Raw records
** START **
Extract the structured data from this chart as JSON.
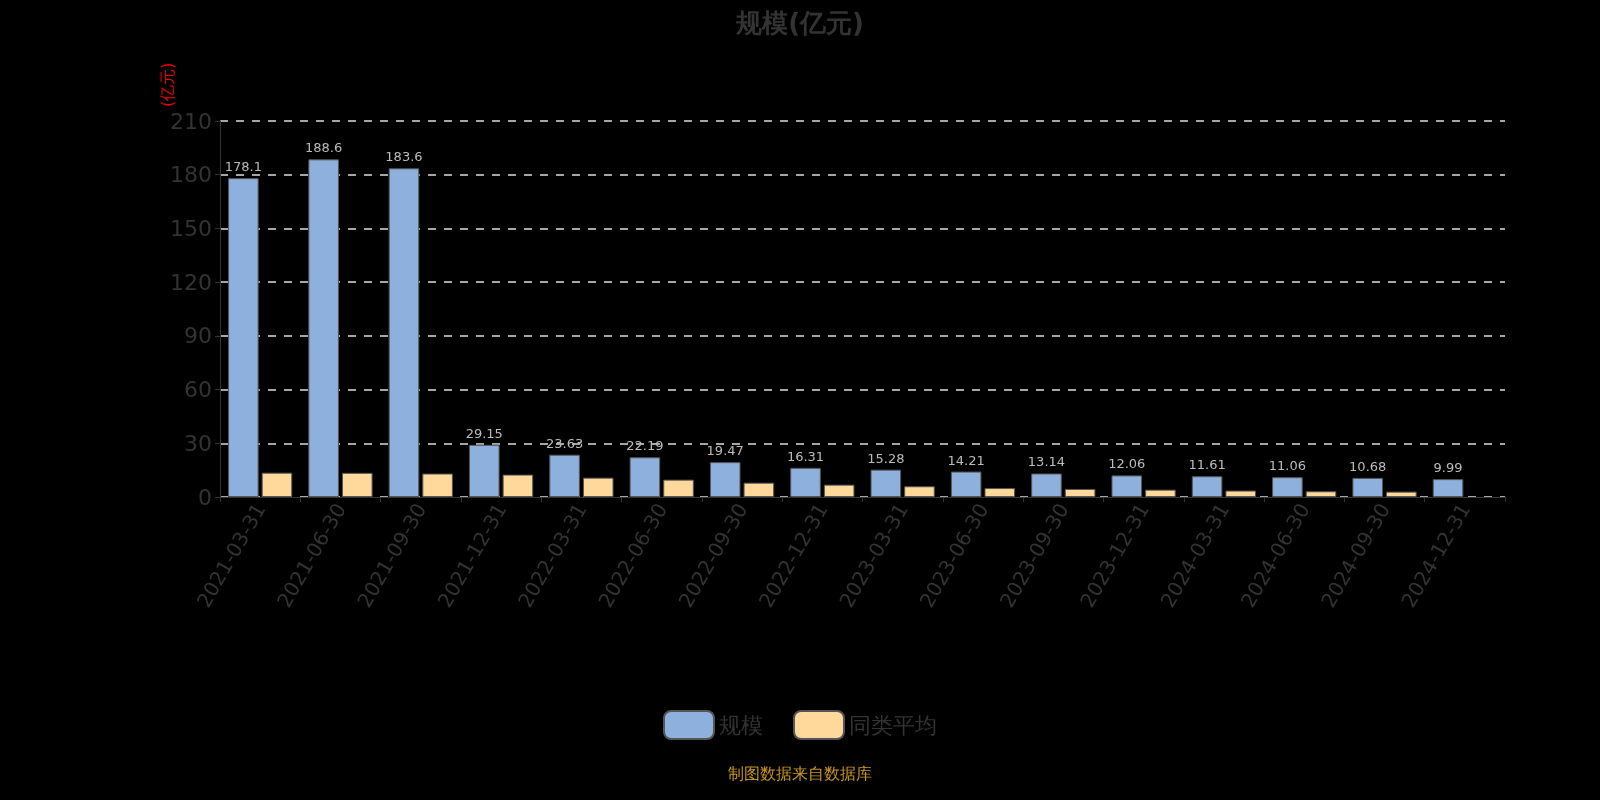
{
  "chart_data": {
    "type": "bar",
    "title": "规模(亿元)",
    "ylabel": "(亿元)",
    "categories": [
      "2021-03-31",
      "2021-06-30",
      "2021-09-30",
      "2021-12-31",
      "2022-03-31",
      "2022-06-30",
      "2022-09-30",
      "2022-12-31",
      "2023-03-31",
      "2023-06-30",
      "2023-09-30",
      "2023-12-31",
      "2024-03-31",
      "2024-06-30",
      "2024-09-30",
      "2024-12-31"
    ],
    "series": [
      {
        "name": "规模",
        "color": "#8eb0dc",
        "values": [
          178.1,
          188.6,
          183.6,
          29.15,
          23.63,
          22.19,
          19.47,
          16.31,
          15.28,
          14.21,
          13.14,
          12.06,
          11.61,
          11.06,
          10.68,
          9.99
        ],
        "data_labels": true
      },
      {
        "name": "同类平均",
        "color": "#ffd99b",
        "values": [
          13.6,
          13.5,
          13.1,
          12.5,
          10.8,
          9.7,
          8.0,
          6.9,
          6.0,
          5.0,
          4.5,
          4.1,
          3.6,
          3.2,
          3.0,
          null
        ]
      }
    ],
    "ylim": [
      0,
      210
    ],
    "yticks": [
      0,
      30,
      60,
      90,
      120,
      150,
      180,
      210
    ],
    "grid": "y",
    "legend": "bottom",
    "annotations": [
      "制图数据来自数据库"
    ]
  }
}
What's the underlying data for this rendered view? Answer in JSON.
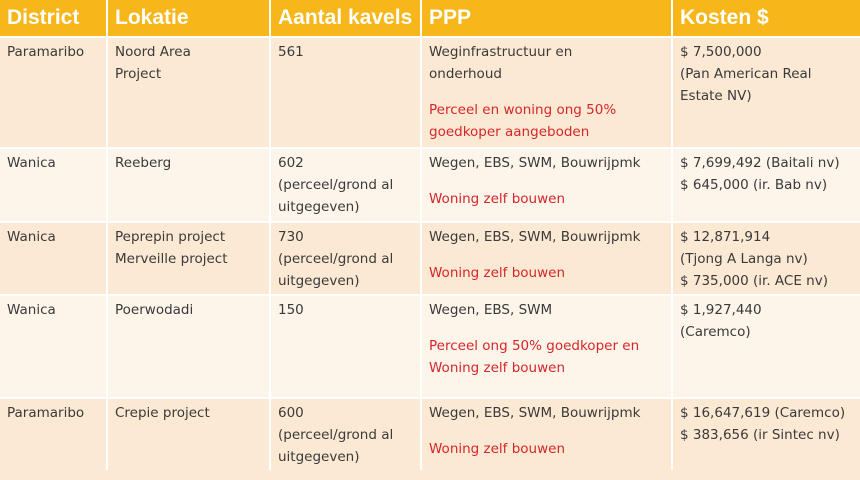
{
  "header": {
    "district": "District",
    "lokatie": "Lokatie",
    "aantal": "Aantal kavels",
    "ppp": "PPP",
    "kosten": "Kosten $"
  },
  "rows": [
    {
      "district": "Paramaribo",
      "lokatie": [
        "Noord Area",
        "Project"
      ],
      "aantal": [
        "561"
      ],
      "ppp": [
        "Weginfrastructuur en",
        "onderhoud"
      ],
      "ppp_note": [
        "Perceel en woning ong 50%",
        "goedkoper aangeboden"
      ],
      "kosten": [
        "$ 7,500,000",
        "(Pan American Real",
        "Estate NV)"
      ]
    },
    {
      "district": "Wanica",
      "lokatie": [
        "Reeberg"
      ],
      "aantal": [
        "602",
        "(perceel/grond al",
        "uitgegeven)"
      ],
      "ppp": [
        "Wegen, EBS, SWM, Bouwrijpmk"
      ],
      "ppp_note": [
        "Woning zelf bouwen"
      ],
      "kosten": [
        "$ 7,699,492 (Baitali nv)",
        "$ 645,000 (ir. Bab nv)"
      ]
    },
    {
      "district": "Wanica",
      "lokatie": [
        "Peprepin project",
        "Merveille project"
      ],
      "aantal": [
        "730",
        "(perceel/grond al",
        "uitgegeven)"
      ],
      "ppp": [
        "Wegen, EBS, SWM, Bouwrijpmk"
      ],
      "ppp_note": [
        "Woning zelf bouwen"
      ],
      "kosten": [
        "$ 12,871,914",
        "(Tjong A Langa nv)",
        "$ 735,000 (ir. ACE nv)"
      ]
    },
    {
      "district": "Wanica",
      "lokatie": [
        "Poerwodadi"
      ],
      "aantal": [
        "150"
      ],
      "ppp": [
        "Wegen, EBS, SWM"
      ],
      "ppp_note": [
        "Perceel ong 50% goedkoper en",
        "Woning zelf bouwen"
      ],
      "kosten": [
        "$ 1,927,440",
        "(Caremco)"
      ]
    },
    {
      "district": "Paramaribo",
      "lokatie": [
        "Crepie project"
      ],
      "aantal": [
        "600",
        "(perceel/grond al",
        "uitgegeven)"
      ],
      "ppp": [
        "Wegen, EBS, SWM, Bouwrijpmk"
      ],
      "ppp_note": [
        "Woning zelf bouwen"
      ],
      "kosten": [
        "$ 16,647,619 (Caremco)",
        "$ 383,656 (ir Sintec nv)"
      ]
    }
  ],
  "colors": {
    "header_bg": "#f7b61a",
    "header_text": "#ffffff",
    "row_odd": "#fce9d4",
    "row_even": "#fdf4ea",
    "note_red": "#d7262b",
    "body_text": "#3a3a3a"
  }
}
** END **
▶ INSTRUCTIONS FOR THE TASK
Repeat each entry precisely as it appears. Leave the pictures out.

▶ RESULT FOR THIS TASK
Extract the structured data from this chart as JSON.
{
  "chart_data": {
    "type": "bar",
    "title": "规模(亿元)",
    "ylabel": "(亿元)",
    "categories": [
      "2021-03-31",
      "2021-06-30",
      "2021-09-30",
      "2021-12-31",
      "2022-03-31",
      "2022-06-30",
      "2022-09-30",
      "2022-12-31",
      "2023-03-31",
      "2023-06-30",
      "2023-09-30",
      "2023-12-31",
      "2024-03-31",
      "2024-06-30",
      "2024-09-30",
      "2024-12-31"
    ],
    "series": [
      {
        "name": "规模",
        "color": "#8eb0dc",
        "values": [
          178.1,
          188.6,
          183.6,
          29.15,
          23.63,
          22.19,
          19.47,
          16.31,
          15.28,
          14.21,
          13.14,
          12.06,
          11.61,
          11.06,
          10.68,
          9.99
        ],
        "data_labels": true
      },
      {
        "name": "同类平均",
        "color": "#ffd99b",
        "values": [
          13.6,
          13.5,
          13.1,
          12.5,
          10.8,
          9.7,
          8.0,
          6.9,
          6.0,
          5.0,
          4.5,
          4.1,
          3.6,
          3.2,
          3.0,
          null
        ]
      }
    ],
    "ylim": [
      0,
      210
    ],
    "yticks": [
      0,
      30,
      60,
      90,
      120,
      150,
      180,
      210
    ],
    "grid": "y",
    "legend": "bottom",
    "annotations": [
      "制图数据来自数据库"
    ]
  }
}
What's the underlying data for this rendered view? Answer in JSON.
{
  "header": {
    "district": "District",
    "lokatie": "Lokatie",
    "aantal": "Aantal kavels",
    "ppp": "PPP",
    "kosten": "Kosten $"
  },
  "rows": [
    {
      "district": "Paramaribo",
      "lokatie": [
        "Noord Area",
        "Project"
      ],
      "aantal": [
        "561"
      ],
      "ppp": [
        "Weginfrastructuur en",
        "onderhoud"
      ],
      "ppp_note": [
        "Perceel en woning ong 50%",
        "goedkoper aangeboden"
      ],
      "kosten": [
        "$ 7,500,000",
        "(Pan American Real",
        "Estate NV)"
      ]
    },
    {
      "district": "Wanica",
      "lokatie": [
        "Reeberg"
      ],
      "aantal": [
        "602",
        "(perceel/grond al",
        "uitgegeven)"
      ],
      "ppp": [
        "Wegen, EBS, SWM, Bouwrijpmk"
      ],
      "ppp_note": [
        "Woning zelf bouwen"
      ],
      "kosten": [
        "$ 7,699,492 (Baitali nv)",
        "$ 645,000 (ir. Bab nv)"
      ]
    },
    {
      "district": "Wanica",
      "lokatie": [
        "Peprepin project",
        "Merveille project"
      ],
      "aantal": [
        "730",
        "(perceel/grond al",
        "uitgegeven)"
      ],
      "ppp": [
        "Wegen, EBS, SWM, Bouwrijpmk"
      ],
      "ppp_note": [
        "Woning zelf bouwen"
      ],
      "kosten": [
        "$ 12,871,914",
        "(Tjong A Langa nv)",
        "$ 735,000 (ir. ACE nv)"
      ]
    },
    {
      "district": "Wanica",
      "lokatie": [
        "Poerwodadi"
      ],
      "aantal": [
        "150"
      ],
      "ppp": [
        "Wegen, EBS, SWM"
      ],
      "ppp_note": [
        "Perceel ong 50% goedkoper en",
        "Woning zelf bouwen"
      ],
      "kosten": [
        "$ 1,927,440",
        "(Caremco)"
      ]
    },
    {
      "district": "Paramaribo",
      "lokatie": [
        "Crepie project"
      ],
      "aantal": [
        "600",
        "(perceel/grond al",
        "uitgegeven)"
      ],
      "ppp": [
        "Wegen, EBS, SWM, Bouwrijpmk"
      ],
      "ppp_note": [
        "Woning zelf bouwen"
      ],
      "kosten": [
        "$ 16,647,619 (Caremco)",
        "$ 383,656 (ir Sintec nv)"
      ]
    }
  ],
  "colors": {
    "header_bg": "#f7b61a",
    "header_text": "#ffffff",
    "row_odd": "#fce9d4",
    "row_even": "#fdf4ea",
    "note_red": "#d7262b",
    "body_text": "#3a3a3a"
  }
}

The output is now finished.